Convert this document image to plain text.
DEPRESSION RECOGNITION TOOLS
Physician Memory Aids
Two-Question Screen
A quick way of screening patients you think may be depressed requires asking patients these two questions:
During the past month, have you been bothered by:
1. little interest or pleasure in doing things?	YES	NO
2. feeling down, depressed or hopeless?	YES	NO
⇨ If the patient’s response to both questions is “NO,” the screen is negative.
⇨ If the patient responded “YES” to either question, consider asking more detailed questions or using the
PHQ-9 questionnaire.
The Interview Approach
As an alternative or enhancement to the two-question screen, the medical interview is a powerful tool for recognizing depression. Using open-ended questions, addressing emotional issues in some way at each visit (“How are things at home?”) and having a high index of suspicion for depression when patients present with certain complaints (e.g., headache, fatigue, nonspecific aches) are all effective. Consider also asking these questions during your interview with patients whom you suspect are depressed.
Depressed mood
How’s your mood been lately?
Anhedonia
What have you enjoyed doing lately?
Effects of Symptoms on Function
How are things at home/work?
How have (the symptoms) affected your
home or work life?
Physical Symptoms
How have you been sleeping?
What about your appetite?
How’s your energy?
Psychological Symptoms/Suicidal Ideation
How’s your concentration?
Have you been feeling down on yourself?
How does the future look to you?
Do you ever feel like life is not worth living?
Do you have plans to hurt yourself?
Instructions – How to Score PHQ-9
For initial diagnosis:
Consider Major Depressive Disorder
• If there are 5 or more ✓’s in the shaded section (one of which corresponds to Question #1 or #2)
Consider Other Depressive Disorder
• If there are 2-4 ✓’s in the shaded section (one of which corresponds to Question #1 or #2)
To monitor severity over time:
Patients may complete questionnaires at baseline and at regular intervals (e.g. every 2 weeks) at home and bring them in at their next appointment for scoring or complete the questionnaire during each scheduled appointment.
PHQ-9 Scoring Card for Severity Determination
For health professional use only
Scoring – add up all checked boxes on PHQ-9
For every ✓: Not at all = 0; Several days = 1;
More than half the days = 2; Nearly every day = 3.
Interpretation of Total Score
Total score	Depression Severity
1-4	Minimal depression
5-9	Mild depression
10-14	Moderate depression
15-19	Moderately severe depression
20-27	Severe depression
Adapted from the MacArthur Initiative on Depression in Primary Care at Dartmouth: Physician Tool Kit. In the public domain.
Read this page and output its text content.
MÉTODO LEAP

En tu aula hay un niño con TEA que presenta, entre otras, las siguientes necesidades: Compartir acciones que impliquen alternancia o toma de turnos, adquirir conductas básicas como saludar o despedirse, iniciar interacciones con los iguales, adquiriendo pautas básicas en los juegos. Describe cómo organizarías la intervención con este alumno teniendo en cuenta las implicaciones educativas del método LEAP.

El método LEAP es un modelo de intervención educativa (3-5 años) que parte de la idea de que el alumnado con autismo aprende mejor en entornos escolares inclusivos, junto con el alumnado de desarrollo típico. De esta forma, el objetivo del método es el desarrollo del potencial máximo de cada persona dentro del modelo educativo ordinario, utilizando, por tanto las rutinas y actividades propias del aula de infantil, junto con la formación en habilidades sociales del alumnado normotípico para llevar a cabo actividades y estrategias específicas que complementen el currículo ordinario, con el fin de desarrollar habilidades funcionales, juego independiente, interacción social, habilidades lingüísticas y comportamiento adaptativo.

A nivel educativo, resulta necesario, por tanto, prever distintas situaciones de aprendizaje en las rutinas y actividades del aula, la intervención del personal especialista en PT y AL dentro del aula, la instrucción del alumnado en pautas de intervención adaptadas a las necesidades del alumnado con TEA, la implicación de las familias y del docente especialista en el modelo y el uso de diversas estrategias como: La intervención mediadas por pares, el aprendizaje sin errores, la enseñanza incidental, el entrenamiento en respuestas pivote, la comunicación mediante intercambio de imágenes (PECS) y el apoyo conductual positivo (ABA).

:::::

→ ASSIGNED TASK
Select and copy every line from the records that includes the word "Physician".

→ RESPONSE
Physician Memory Aids
Adapted from the MacArthur Initiative on Depression in Primary Care at Dartmouth: Physician Tool Kit. In the public domain.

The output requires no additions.